Renata Hesse, senior FCC counsel for transactions, asked AT&T in a letter why the company concluded that building out LTE to 97 percent of the nation makes economic sense only if the company is able to also buy T-Mobile. According to an earlier filing, posted on the FCC website by mistake, AT&T’s top officials rejected a proposal earlier this year to expand the system to the same coverage levels prior to the merger announcement, citing the $3.8 billion expected cost (CD Aug 12 p1). “We understand that AT&T’s senior management concluded the transaction would improve the likely return on the additional LTE deployment to create a business case for this deployment where one would not exist absent the transaction,” the letter said. “Although AT&T has stated that it has not quantified the transaction-related changes in the business case for extending its LTE footprint, we ask that you supplement your filing with any documents or analyses explaining why the changes in cost, revenue, and/or profitability are likely to be large enough to change the overall business case for the additional deployment.” AT&T spokesman Mike Balmoris said the company expected the FCC to ask more questions on that topic given the detailed review underway. He said the additional information “will further confirm that we would not be able to deliver 4G LTE to 55 million more Americans without our merger with T-Mobile."
__________
Prompt A:
Answer these questions using the excerpt on the FCC's review of AT&T's T-Mobile deal.
(i) What expected cost did AT&T's top officials cite when they rejected the earlier expansion proposal?
(ii) Which AT&T spokesman is quoted?
(iii) How many more Americans does he say could not get 4G LTE without the merger?
Prompt B: Continue the excerpt on the FCC's questions about AT&T's LTE buildout, starting right after its final sentence.

Stored data:
__________
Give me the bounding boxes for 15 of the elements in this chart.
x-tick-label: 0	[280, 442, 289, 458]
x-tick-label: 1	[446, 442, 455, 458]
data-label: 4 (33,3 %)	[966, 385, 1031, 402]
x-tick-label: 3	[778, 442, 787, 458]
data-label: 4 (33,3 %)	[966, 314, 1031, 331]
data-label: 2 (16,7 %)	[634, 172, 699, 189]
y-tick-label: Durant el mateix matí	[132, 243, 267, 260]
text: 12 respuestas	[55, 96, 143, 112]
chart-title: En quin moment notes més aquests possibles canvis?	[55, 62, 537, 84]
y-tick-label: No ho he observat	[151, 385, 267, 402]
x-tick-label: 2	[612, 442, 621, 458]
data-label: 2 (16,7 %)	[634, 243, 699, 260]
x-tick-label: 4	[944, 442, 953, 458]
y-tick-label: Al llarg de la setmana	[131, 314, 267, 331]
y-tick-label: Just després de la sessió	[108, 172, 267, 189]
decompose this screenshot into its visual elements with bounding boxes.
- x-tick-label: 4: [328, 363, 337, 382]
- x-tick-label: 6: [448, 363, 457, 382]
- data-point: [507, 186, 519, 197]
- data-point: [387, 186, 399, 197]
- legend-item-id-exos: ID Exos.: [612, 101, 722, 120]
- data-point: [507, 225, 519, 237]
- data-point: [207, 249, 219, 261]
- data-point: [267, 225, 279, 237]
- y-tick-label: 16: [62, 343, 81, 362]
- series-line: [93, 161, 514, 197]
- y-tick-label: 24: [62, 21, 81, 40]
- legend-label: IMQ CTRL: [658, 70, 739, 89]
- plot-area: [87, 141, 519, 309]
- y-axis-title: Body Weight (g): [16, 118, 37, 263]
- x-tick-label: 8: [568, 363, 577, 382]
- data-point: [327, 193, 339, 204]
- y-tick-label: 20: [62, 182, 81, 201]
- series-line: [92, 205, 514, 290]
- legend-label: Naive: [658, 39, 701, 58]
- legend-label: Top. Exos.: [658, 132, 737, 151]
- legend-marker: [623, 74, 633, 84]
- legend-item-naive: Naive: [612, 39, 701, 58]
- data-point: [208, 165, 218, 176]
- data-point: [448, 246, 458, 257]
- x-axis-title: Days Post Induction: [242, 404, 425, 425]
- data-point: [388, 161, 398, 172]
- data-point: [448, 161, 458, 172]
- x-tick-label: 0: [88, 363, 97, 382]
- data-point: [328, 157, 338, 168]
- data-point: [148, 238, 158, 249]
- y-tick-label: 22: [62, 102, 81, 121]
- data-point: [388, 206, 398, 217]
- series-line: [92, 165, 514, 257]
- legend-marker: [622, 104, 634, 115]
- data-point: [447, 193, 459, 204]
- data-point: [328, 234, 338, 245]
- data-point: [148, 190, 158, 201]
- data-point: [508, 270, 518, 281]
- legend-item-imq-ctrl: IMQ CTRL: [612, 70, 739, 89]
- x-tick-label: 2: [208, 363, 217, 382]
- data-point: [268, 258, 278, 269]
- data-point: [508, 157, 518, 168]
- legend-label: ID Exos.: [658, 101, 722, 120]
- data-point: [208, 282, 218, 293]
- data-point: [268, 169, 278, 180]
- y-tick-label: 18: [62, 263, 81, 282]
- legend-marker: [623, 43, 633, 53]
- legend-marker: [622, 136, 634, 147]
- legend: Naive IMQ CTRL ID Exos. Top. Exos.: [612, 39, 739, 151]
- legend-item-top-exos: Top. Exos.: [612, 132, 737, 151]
__________
Response area A:
(i) $3.8 billion
(ii) Mike Balmoris
(iii) 55 million

Response area B:
Free Press urged AT&T/T-Mobile deal supporters in Congress to reconsider, given AT&T’s recent FCC filing (CD Aug 12 p1) showing the carrier could deploy in rural areas for $3.8 billion. The nonprofit on Wednesday wrote the 76 members who signed a June 24 letter to the commission and Justice Department saying the deal would bring broadband to unserved rural areas (http://xrl.us/bmah8p). “Recent press reports reveal that in January AT&T decided that, rather than spend $3.8 billion to build out its network, it would spend 10 times that amount to take over T-Mobile and use the promise of rural deployment as a carrot to win approval,” Free Press political adviser Joel Kelsey said. “In AT&T’s eyes, eliminating a competitor from the market is a better business plan than investing in its network.” AT&T disagreed. “Once again, Free Press is twisting words and misrepresenting facts,” a company spokeswoman said. AT&T’s letter to the FCC “makes clear the dramatic scale of our commitment to bring 4G LTE mobile broadband to 97 [percent] of all Americans,” she said. “Simply put, AT&T would not be able to deliver 4G LTE to 55 million more Americans without this merger."
Top AT&T executives rejected a proposal earlier this year from the company’s marketing organization to expand the carrier’s LTE footprint beyond its current goal of covering 80 percent of the U.S. population by the end of 2013. AT&T disclosed that in an FCC filing on a recent meeting with key agency staff. The company promised in March to expand its LTE offerings to cover 97 percent of Americans if its buy of T-Mobile is approved. The filing explains in some detail why the company concluded it couldn’t justify the cost of this aggressive rollout without the T-Mobile buy. The filing pegs the cost at $3.8 billion.